Data entries
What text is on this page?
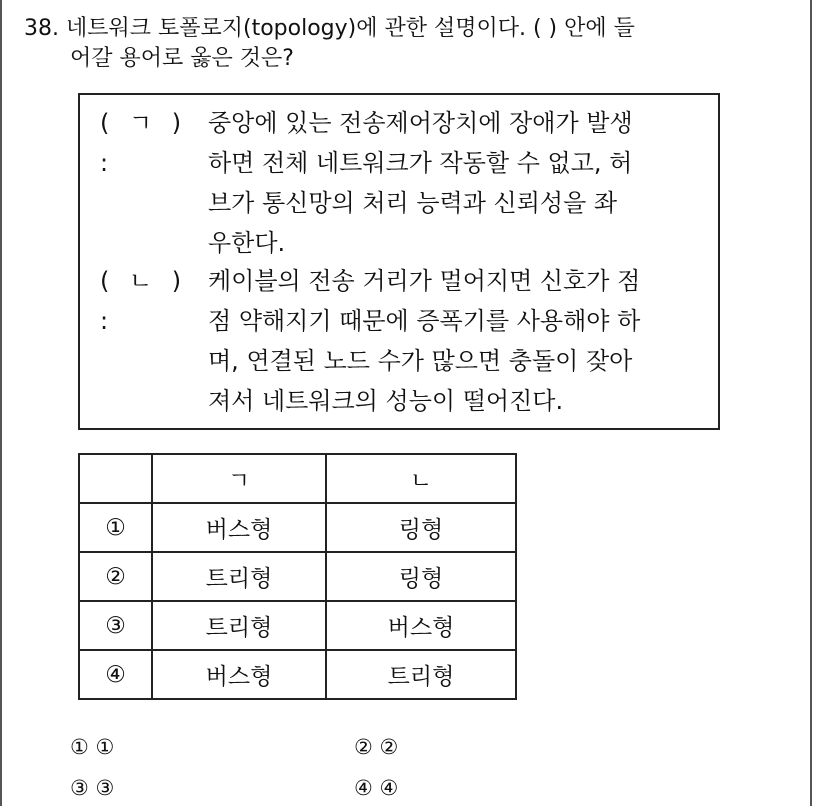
38. 네트워크 토폴로지(topology)에 관한 설명이다. ( ) 안에 들
어갈 용어로 옳은 것은?
( ㄱ ) :
중앙에 있는 전송제어장치에 장애가 발생
하면 전체 네트워크가 작동할 수 없고, 허
브가 통신망의 처리 능력과 신뢰성을 좌
우한다.
( ㄴ ) :
케이블의 전송 거리가 멀어지면 신호가 점
점 약해지기 때문에 증폭기를 사용해야 하
며, 연결된 노드 수가 많으면 충돌이 잦아
져서 네트워크의 성능이 떨어진다.
	ㄱ	ㄴ
①	버스형	링형
②	트리형	링형
③	트리형	버스형
④	버스형	트리형
① ①	② ②
③ ③	④ ④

## Exercise
Reproduce the data word for word, excluding its pictures.

## Answer to the exercise
What text is on this page?
38. 네트워크 토폴로지(topology)에 관한 설명이다. ( ) 안에 들
어갈 용어로 옳은 것은?
( ㄱ ) :
중앙에 있는 전송제어장치에 장애가 발생
하면 전체 네트워크가 작동할 수 없고, 허
브가 통신망의 처리 능력과 신뢰성을 좌
우한다.
( ㄴ ) :
케이블의 전송 거리가 멀어지면 신호가 점
점 약해지기 때문에 증폭기를 사용해야 하
며, 연결된 노드 수가 많으면 충돌이 잦아
져서 네트워크의 성능이 떨어진다.
	ㄱ	ㄴ
①	버스형	링형
②	트리형	링형
③	트리형	버스형
④	버스형	트리형
① ①	② ②
③ ③	④ ④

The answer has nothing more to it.